#### [Directions]
Repeat exactly the lines of the listing from the line containing "Serialize everything readable" through its last line, and nothing beyond them.

[START]

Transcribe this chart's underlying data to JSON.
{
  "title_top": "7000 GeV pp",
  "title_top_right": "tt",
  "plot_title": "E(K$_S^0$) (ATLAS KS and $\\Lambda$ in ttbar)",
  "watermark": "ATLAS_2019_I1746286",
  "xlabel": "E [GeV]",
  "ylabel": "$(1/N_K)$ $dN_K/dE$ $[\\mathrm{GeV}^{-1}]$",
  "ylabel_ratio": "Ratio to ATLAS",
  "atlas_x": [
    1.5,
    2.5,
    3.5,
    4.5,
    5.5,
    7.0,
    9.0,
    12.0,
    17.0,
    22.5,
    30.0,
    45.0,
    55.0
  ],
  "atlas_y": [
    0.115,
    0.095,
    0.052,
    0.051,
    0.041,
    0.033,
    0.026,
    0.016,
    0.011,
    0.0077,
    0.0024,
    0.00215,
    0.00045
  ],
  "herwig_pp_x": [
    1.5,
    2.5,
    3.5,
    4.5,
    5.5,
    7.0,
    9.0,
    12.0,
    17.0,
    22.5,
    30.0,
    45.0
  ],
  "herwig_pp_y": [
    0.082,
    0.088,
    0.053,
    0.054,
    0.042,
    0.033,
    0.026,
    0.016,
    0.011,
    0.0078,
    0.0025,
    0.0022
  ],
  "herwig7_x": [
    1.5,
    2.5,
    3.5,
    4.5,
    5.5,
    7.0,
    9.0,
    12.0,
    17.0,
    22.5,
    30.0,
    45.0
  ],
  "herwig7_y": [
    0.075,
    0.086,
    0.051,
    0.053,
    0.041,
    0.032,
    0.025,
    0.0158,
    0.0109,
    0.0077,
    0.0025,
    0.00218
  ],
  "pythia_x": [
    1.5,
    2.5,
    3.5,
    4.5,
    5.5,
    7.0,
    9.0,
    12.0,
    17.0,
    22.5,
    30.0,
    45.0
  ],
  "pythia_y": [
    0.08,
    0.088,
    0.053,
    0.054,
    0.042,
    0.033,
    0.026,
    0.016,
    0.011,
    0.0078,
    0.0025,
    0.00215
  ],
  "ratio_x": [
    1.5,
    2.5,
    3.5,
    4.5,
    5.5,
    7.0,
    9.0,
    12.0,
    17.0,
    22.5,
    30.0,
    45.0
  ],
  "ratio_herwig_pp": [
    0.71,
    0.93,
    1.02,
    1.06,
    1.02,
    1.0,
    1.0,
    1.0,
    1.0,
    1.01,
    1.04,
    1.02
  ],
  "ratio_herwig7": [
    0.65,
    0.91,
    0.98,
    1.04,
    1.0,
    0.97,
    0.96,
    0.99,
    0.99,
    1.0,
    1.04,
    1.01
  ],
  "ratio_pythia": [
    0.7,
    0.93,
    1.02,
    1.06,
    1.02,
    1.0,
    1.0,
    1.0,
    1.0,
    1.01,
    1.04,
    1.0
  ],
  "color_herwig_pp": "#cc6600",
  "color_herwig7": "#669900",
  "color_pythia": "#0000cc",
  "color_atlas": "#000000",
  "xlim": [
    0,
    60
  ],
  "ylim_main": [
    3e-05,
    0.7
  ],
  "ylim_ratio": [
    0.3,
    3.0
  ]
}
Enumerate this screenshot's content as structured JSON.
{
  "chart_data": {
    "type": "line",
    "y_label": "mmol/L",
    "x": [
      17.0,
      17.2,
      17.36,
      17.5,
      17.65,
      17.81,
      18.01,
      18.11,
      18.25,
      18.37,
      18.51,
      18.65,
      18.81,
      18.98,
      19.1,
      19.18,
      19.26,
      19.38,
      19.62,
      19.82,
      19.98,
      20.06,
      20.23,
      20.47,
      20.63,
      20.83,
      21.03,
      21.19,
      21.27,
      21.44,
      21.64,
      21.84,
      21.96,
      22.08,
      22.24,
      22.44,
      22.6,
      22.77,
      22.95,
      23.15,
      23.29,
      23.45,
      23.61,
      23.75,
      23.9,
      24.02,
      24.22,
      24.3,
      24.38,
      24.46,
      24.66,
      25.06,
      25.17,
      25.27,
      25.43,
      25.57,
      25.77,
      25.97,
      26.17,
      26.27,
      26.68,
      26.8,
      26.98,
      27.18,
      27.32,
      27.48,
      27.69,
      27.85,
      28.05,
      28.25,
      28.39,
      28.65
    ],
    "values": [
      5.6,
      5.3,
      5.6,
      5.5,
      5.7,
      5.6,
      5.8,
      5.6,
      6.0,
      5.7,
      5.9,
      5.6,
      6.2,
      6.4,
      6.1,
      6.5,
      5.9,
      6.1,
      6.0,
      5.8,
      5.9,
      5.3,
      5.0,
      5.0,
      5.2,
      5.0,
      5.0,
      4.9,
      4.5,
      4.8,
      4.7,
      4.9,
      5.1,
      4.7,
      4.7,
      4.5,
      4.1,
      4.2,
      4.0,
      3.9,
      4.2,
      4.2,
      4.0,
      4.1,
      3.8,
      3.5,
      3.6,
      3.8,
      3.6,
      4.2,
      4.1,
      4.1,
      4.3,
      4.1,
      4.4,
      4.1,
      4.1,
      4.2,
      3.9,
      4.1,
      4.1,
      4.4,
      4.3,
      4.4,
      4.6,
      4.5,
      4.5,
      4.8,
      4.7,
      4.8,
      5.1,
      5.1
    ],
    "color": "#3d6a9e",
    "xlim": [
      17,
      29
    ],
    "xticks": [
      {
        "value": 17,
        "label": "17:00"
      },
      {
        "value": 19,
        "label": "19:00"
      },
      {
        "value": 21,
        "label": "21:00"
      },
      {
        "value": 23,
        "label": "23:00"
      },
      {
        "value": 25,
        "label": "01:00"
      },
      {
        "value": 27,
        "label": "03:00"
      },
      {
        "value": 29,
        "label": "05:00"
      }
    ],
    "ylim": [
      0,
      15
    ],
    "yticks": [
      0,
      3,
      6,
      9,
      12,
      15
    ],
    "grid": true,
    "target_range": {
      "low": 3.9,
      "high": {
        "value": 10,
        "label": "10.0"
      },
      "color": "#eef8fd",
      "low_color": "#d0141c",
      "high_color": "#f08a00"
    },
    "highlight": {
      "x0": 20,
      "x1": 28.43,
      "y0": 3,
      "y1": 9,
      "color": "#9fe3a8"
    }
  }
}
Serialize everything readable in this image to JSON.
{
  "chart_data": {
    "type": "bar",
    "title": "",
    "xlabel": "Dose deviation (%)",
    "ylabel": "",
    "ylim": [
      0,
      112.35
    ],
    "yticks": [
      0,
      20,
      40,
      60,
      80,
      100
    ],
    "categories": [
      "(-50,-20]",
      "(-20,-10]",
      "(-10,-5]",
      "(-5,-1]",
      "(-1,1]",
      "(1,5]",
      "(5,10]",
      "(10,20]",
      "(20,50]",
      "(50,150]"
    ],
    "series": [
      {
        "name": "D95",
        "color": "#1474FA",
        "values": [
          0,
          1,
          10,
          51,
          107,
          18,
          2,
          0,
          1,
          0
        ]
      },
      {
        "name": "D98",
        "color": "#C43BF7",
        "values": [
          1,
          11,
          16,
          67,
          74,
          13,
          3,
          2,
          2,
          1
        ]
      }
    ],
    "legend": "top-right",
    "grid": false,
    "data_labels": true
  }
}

[END]

#### [Answer for the task]
Serialize everything readable in this image to JSON.
{
  "chart_data": {
    "type": "bar",
    "title": "",
    "xlabel": "Dose deviation (%)",
    "ylabel": "",
    "ylim": [
      0,
      112.35
    ],
    "yticks": [
      0,
      20,
      40,
      60,
      80,
      100
    ],
    "categories": [
      "(-50,-20]",
      "(-20,-10]",
      "(-10,-5]",
      "(-5,-1]",
      "(-1,1]",
      "(1,5]",
      "(5,10]",
      "(10,20]",
      "(20,50]",
      "(50,150]"
    ],
    "series": [
      {
        "name": "D95",
        "color": "#1474FA",
        "values": [
          0,
          1,
          10,
          51,
          107,
          18,
          2,
          0,
          1,
          0
        ]
      },
      {
        "name": "D98",
        "color": "#C43BF7",
        "values": [
          1,
          11,
          16,
          67,
          74,
          13,
          3,
          2,
          2,
          1
        ]
      }
    ],
    "legend": "top-right",
    "grid": false,
    "data_labels": true
  }
}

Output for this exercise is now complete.